WHAT TO WORK ON: Work out how many lines in the data hold the word "JSON", and reply with that number only.

GIVEN RECORDS:
════════════════════

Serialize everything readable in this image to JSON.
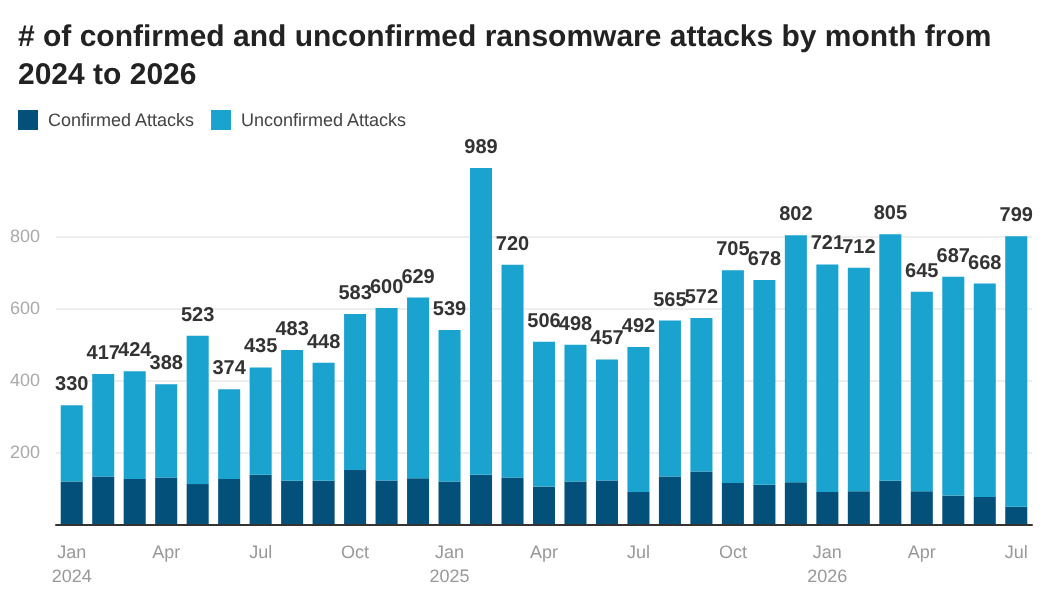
{
  "chart_data": {
    "type": "bar",
    "title": "# of confirmed and unconfirmed ransomware attacks by month from 2024 to 2026",
    "categories": [
      "Jan\n2024",
      null,
      null,
      "Apr",
      null,
      null,
      "Jul",
      null,
      null,
      "Oct",
      null,
      null,
      "Jan\n2025",
      null,
      null,
      "Apr",
      null,
      null,
      "Jul",
      null,
      null,
      "Oct",
      null,
      null,
      "Jan\n2026",
      null,
      null,
      "Apr",
      null,
      null,
      "Jul"
    ],
    "stacked": true,
    "series": [
      {
        "name": "Confirmed Attacks",
        "color": "#03517a",
        "values": [
          118,
          132,
          125,
          129,
          111,
          125,
          137,
          120,
          120,
          150,
          121,
          127,
          118,
          137,
          129,
          104,
          118,
          121,
          89,
          132,
          146,
          114,
          109,
          116,
          89,
          91,
          120,
          91,
          79,
          75,
          48
        ]
      },
      {
        "name": "Unconfirmed Attacks",
        "color": "#1aa3cf",
        "values": [
          212,
          285,
          299,
          259,
          412,
          249,
          298,
          363,
          328,
          433,
          479,
          502,
          421,
          852,
          591,
          402,
          380,
          336,
          403,
          433,
          426,
          591,
          569,
          686,
          632,
          621,
          685,
          554,
          608,
          593,
          751
        ]
      }
    ],
    "totals": [
      "330",
      "417",
      "424",
      "388",
      "523",
      "374",
      "435",
      "483",
      "448",
      "583",
      "600",
      "629",
      "539",
      "989",
      "720",
      "506",
      "498",
      "457",
      "492",
      "565",
      "572",
      "705",
      "678",
      "802",
      "721",
      "712",
      "805",
      "645",
      "687",
      "668",
      "799"
    ],
    "ylim": [
      0,
      1000
    ],
    "yticks": [
      {
        "value": 0,
        "label": null
      },
      200,
      400,
      600,
      800
    ],
    "grid": "y",
    "legend": "top left"
  }
}
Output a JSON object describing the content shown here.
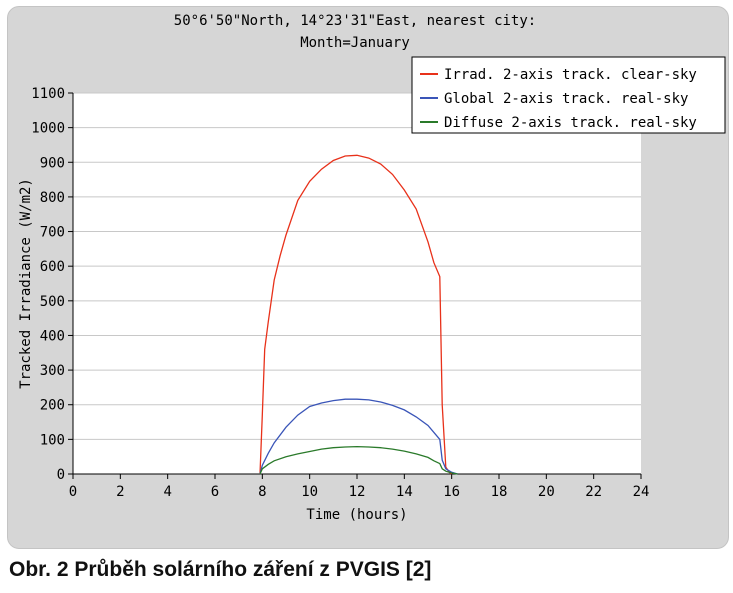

════════════════════

EXERCISE RESULT: 2